### INPUT ROWS
___
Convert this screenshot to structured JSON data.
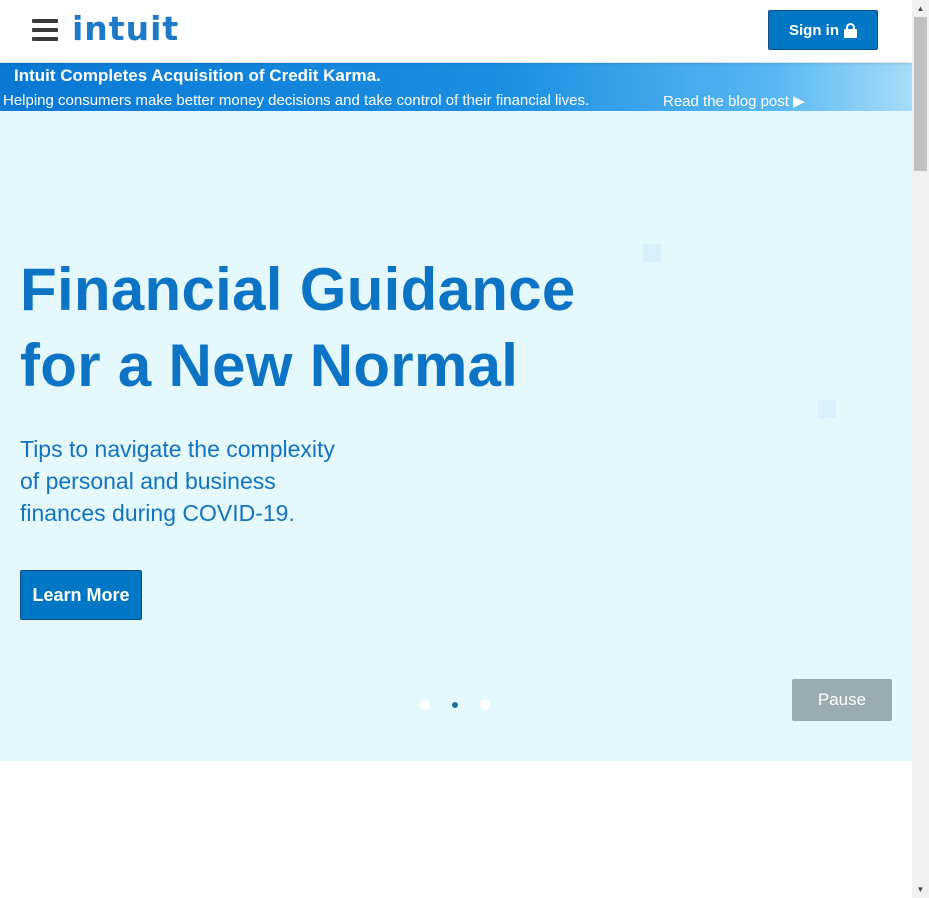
{
  "header": {
    "menu_icon": "hamburger-menu-icon",
    "logo_text": "intuit",
    "signin_label": "Sign in",
    "lock_icon": "lock-icon"
  },
  "banner": {
    "title": "Intuit Completes Acquisition of Credit Karma.",
    "text": "Helping consumers make better money decisions and take control of their financial lives.",
    "link_label": "Read the blog post ▶"
  },
  "hero": {
    "title_line1": "Financial Guidance",
    "title_line2": "for a New Normal",
    "subtitle_line1": "Tips to navigate the complexity",
    "subtitle_line2": "of personal and business",
    "subtitle_line3": "finances during COVID-19.",
    "cta_label": "Learn More",
    "pause_label": "Pause",
    "carousel_active_index": 1,
    "carousel_count": 3
  },
  "scrollbar": {
    "up_arrow": "▲",
    "down_arrow": "▼"
  },
  "colors": {
    "brand_blue": "#0077c5",
    "hero_bg": "#e5f9fd",
    "hero_text": "#0d73c4",
    "pause_bg": "#9aabb2"
  }
}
___
### EXERCISE DIRECTIONS
Except for the pictures, give all the material above again verbatim.

### SOLUTION TO THIS PROBLEM
Convert this screenshot to structured JSON data.
{
  "header": {
    "menu_icon": "hamburger-menu-icon",
    "logo_text": "intuit",
    "signin_label": "Sign in",
    "lock_icon": "lock-icon"
  },
  "banner": {
    "title": "Intuit Completes Acquisition of Credit Karma.",
    "text": "Helping consumers make better money decisions and take control of their financial lives.",
    "link_label": "Read the blog post ▶"
  },
  "hero": {
    "title_line1": "Financial Guidance",
    "title_line2": "for a New Normal",
    "subtitle_line1": "Tips to navigate the complexity",
    "subtitle_line2": "of personal and business",
    "subtitle_line3": "finances during COVID-19.",
    "cta_label": "Learn More",
    "pause_label": "Pause",
    "carousel_active_index": 1,
    "carousel_count": 3
  },
  "scrollbar": {
    "up_arrow": "▲",
    "down_arrow": "▼"
  },
  "colors": {
    "brand_blue": "#0077c5",
    "hero_bg": "#e5f9fd",
    "hero_text": "#0d73c4",
    "pause_bg": "#9aabb2"
  }
}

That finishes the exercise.